OBSERVATIONS.

The design of this operation is to incorporate and unite an Oil with a Volatile Alkali. Spirit of Wine is added in the distillation of the Volatile Salt, intended for this purpose, in order to prepare it for receiving the Oil, and combining more easily therewith. This Salt hath the property, as was shewn in the preceding operation, to carry up with it part of the substances with which it is distilled. On this occasion therefore, it is impregnated with a little of the Spirit of Wine; and this Spirit, which contains in itself an oily matter, and is the solvent of Oils, cannot fail to facilitate the union of the Oil with the Volatile Salt, as it serves for a medium between them. Yet it must not be considered as a necessary one. A Volatile Salt, sublimed with Salt of Tartar alone, would also very readily take up any Oil with which it should be distilled. We have seen that Volatile Alkalis are originally impregnated with much Oil, which is radically dissolved in them; and consequently they have a great affinity with that substance. So that if we distil them with Spirit of Wine, at the beginning of this operation, we do it not out of any necessity, but only with a view to accelerate or facilitate the intended union.

In this distillation the Volatile Alkali always rises first, and before the Spirit of Wine; which proves that it is much more volatile, though it be more ponderous than the Spirit.

If the Spirit of Wine used in this distillation be very aqueous, it will dissolve the Salt as it comes over, and will reduce it into a Spirit: but if, on the contrary, it be well dephlegmated, the Volatile Alkali will remain in a concrete form, and will not be dissolved in this first distillation.

- Exercise instructions:
A: In the observations, which rises first during the distillation, the Volatile Alkali or the Spirit of Wine?
B: Please list every substance the observations name, counting Volatile Salt and Volatile Alkali as one.
The data that comes after this note is not needed for either task.

- Information given:
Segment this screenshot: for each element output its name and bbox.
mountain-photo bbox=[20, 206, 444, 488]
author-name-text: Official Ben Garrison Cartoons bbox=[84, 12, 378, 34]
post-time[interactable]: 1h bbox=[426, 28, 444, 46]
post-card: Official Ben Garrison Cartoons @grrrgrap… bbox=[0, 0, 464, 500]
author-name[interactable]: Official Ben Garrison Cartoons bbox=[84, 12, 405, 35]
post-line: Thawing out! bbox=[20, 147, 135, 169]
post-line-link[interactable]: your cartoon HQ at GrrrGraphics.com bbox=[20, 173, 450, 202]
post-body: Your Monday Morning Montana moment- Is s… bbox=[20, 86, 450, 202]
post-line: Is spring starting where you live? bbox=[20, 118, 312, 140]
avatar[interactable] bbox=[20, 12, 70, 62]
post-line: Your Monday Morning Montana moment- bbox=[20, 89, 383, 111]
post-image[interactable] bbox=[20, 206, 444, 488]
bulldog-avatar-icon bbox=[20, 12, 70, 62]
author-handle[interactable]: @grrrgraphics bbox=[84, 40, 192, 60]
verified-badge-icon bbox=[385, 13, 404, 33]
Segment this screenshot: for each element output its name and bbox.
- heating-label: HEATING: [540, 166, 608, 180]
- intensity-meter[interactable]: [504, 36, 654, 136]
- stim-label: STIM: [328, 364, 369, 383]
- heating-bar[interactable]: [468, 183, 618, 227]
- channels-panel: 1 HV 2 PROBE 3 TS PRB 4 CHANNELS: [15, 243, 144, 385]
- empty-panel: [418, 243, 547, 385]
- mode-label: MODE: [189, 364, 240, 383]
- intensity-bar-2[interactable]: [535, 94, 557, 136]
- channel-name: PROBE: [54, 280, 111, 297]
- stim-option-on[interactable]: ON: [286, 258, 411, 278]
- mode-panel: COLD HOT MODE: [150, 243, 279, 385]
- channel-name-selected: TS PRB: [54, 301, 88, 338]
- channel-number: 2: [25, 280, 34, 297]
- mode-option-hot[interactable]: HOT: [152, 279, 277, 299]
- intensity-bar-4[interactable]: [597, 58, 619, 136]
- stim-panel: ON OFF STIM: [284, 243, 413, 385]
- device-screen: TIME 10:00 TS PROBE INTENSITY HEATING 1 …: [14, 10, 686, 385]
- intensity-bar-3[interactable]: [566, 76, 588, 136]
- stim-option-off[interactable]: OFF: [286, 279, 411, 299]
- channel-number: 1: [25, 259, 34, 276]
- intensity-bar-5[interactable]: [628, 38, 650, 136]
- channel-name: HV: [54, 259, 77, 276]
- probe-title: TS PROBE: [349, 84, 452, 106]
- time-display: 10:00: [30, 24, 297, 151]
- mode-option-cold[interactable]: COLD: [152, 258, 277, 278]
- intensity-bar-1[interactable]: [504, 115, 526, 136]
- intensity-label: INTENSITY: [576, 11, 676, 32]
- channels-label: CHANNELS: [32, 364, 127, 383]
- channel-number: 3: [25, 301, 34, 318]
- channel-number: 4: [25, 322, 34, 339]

- Answers to each task:
A: The Volatile Alkali rises first, before the Spirit of Wine.

B:
- Oil
- Volatile Alkali (Volatile Salt)
- Spirit of Wine
- Salt of Tartar